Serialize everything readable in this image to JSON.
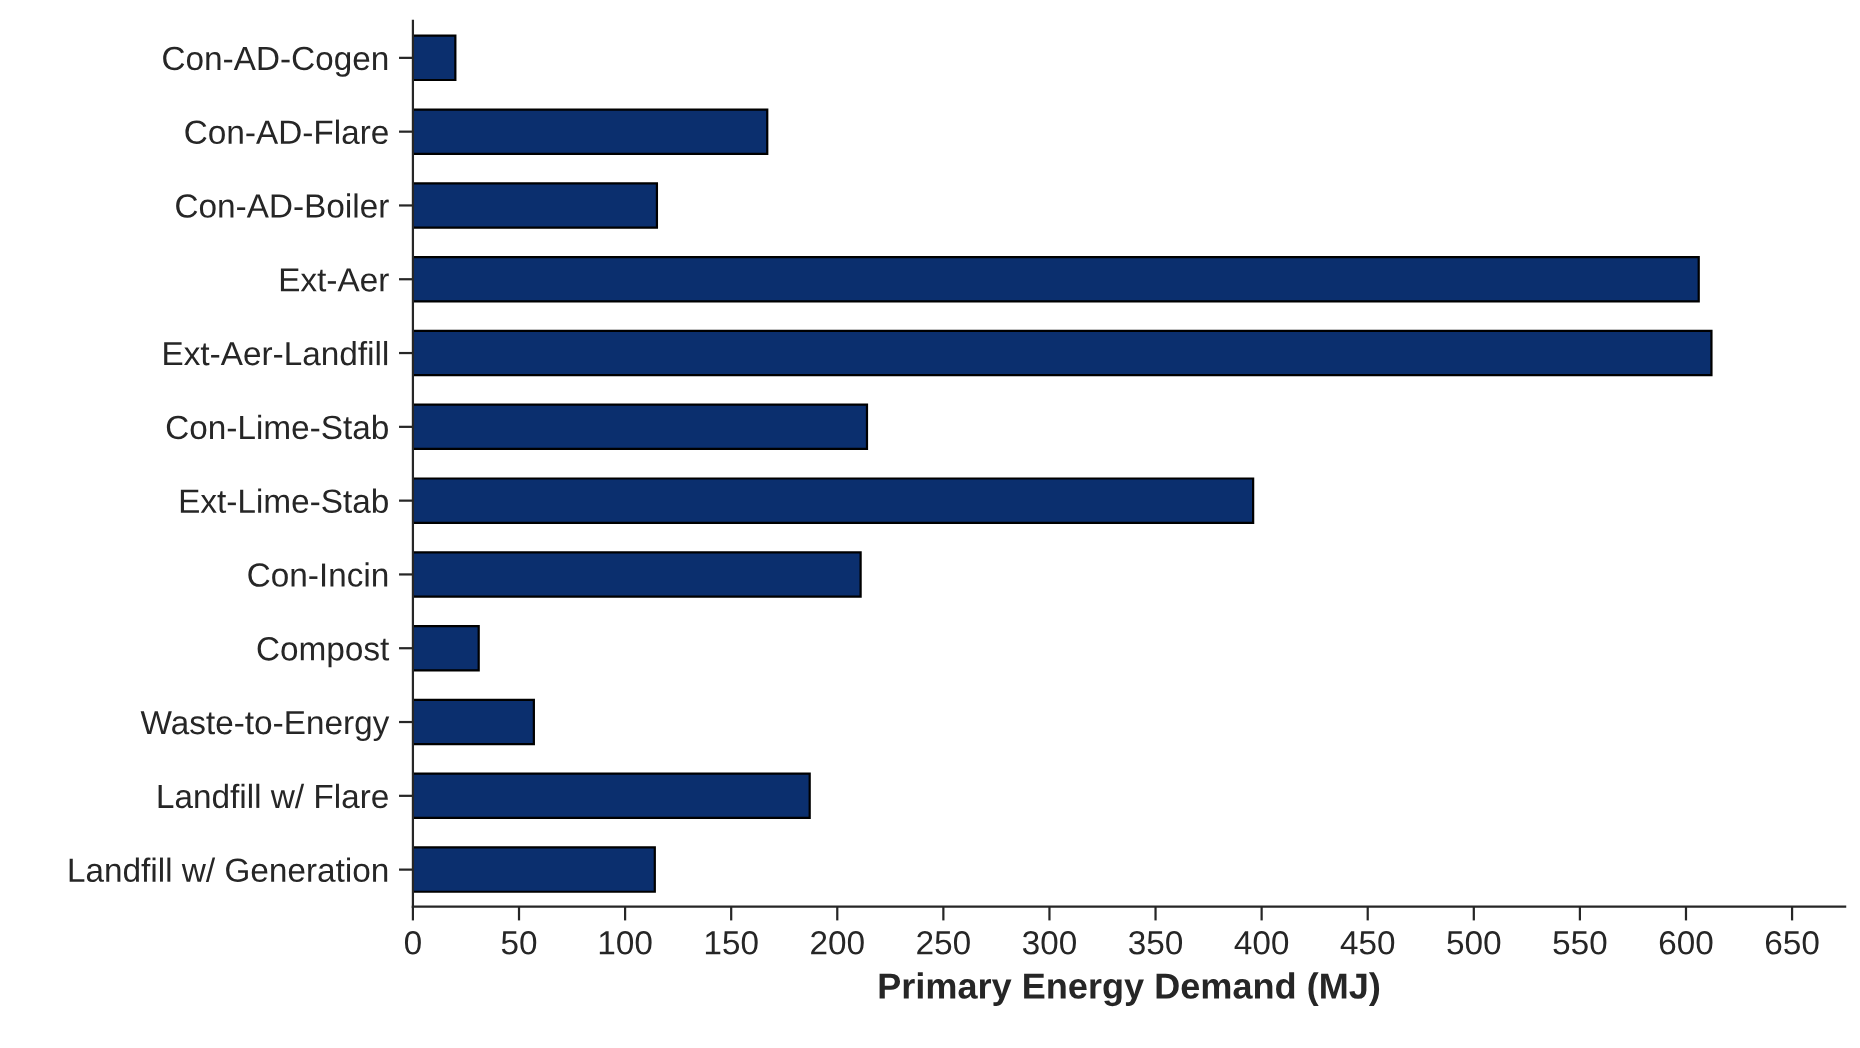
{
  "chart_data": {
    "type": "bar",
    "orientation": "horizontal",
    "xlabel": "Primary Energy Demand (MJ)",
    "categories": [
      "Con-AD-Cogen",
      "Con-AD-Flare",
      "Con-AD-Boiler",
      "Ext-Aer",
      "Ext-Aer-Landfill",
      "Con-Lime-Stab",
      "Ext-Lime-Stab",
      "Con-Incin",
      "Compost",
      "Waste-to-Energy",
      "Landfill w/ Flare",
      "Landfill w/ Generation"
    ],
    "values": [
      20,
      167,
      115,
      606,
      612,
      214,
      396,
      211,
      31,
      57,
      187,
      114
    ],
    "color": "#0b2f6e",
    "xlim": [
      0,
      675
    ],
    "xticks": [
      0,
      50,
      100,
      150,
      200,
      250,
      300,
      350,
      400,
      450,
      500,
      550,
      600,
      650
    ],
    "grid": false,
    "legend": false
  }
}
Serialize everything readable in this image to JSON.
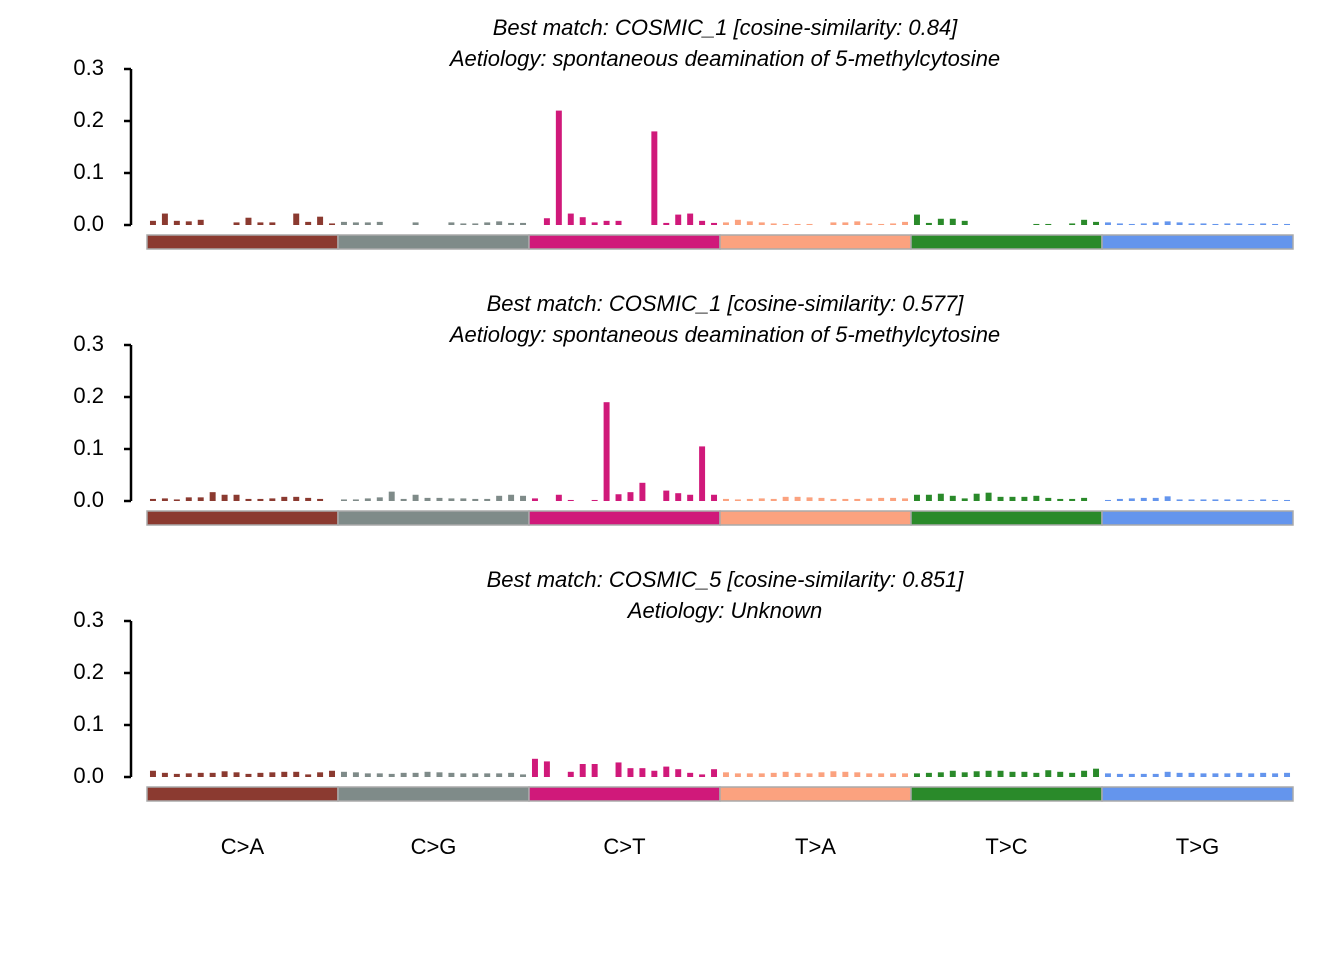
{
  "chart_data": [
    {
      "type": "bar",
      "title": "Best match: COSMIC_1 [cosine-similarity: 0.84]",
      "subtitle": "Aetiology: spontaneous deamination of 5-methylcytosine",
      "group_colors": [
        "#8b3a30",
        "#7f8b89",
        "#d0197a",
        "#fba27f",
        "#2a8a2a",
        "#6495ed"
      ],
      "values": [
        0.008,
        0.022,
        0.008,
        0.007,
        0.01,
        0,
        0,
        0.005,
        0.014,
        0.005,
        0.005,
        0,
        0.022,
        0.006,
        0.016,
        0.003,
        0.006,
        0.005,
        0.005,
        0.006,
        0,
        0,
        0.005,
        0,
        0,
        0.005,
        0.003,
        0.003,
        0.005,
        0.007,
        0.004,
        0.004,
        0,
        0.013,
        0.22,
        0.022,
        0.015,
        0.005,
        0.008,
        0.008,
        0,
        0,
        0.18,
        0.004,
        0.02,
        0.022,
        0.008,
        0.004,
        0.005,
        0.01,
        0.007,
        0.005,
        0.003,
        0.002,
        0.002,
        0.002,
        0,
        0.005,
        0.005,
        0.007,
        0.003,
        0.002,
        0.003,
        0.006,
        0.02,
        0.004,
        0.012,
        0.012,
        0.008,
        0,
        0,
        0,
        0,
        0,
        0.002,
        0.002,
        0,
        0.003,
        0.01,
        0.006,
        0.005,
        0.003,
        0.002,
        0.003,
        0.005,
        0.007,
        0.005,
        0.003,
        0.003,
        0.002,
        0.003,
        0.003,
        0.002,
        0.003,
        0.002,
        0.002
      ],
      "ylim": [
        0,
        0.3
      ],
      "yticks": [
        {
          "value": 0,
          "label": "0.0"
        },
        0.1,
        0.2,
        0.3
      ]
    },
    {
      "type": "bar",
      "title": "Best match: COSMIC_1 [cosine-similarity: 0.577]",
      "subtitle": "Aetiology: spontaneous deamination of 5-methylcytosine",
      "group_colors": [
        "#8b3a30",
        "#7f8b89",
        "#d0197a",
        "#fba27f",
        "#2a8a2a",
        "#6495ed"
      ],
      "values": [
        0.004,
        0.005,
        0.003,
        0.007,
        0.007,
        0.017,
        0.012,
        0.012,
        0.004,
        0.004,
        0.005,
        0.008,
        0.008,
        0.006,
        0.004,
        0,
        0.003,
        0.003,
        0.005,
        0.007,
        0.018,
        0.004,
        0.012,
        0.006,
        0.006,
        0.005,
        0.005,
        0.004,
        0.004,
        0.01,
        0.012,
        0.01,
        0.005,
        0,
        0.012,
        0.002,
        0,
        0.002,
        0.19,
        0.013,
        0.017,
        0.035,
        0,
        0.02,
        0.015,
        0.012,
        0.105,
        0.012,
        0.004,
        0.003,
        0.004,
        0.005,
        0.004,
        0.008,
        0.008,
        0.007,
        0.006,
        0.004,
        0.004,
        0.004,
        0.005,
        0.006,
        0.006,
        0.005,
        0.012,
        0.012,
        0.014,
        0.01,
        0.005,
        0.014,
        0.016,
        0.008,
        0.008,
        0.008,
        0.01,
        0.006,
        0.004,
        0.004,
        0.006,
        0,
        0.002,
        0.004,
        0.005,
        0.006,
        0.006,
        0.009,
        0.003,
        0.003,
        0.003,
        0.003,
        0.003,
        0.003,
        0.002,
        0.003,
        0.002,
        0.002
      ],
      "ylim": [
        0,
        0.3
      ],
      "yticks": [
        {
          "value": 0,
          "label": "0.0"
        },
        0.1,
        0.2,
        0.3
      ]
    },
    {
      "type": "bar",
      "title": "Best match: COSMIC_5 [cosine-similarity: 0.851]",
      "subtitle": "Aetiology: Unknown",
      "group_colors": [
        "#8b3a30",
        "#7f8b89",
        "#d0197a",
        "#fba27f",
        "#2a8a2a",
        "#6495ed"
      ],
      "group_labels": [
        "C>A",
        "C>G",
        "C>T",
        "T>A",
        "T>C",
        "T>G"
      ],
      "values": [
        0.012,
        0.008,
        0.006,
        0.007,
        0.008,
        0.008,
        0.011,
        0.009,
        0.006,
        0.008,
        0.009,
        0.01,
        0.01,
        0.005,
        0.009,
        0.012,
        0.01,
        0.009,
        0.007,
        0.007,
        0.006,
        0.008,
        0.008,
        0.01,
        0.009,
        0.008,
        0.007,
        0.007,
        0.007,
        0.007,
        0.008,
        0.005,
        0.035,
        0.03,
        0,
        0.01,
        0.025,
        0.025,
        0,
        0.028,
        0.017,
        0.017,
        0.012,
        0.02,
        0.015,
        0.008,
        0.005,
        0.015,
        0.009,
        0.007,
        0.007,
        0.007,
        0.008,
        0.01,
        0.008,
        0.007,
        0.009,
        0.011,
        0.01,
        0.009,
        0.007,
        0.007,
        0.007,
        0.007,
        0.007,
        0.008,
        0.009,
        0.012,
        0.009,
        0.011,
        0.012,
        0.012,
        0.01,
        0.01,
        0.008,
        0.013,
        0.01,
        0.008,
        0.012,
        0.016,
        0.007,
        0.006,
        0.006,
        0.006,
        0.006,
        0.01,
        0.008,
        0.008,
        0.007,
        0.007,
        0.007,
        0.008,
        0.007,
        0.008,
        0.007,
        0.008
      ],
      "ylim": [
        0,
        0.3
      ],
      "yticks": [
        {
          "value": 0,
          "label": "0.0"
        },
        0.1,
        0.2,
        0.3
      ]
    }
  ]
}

#####

- _Written request_: All lines above with "cosine" in them should be returned.

- _Result below_:
      "title": "Best match: COSMIC_1 [cosine-similarity: 0.84]",
      "title": "Best match: COSMIC_1 [cosine-similarity: 0.577]",
      "title": "Best match: COSMIC_5 [cosine-similarity: 0.851]",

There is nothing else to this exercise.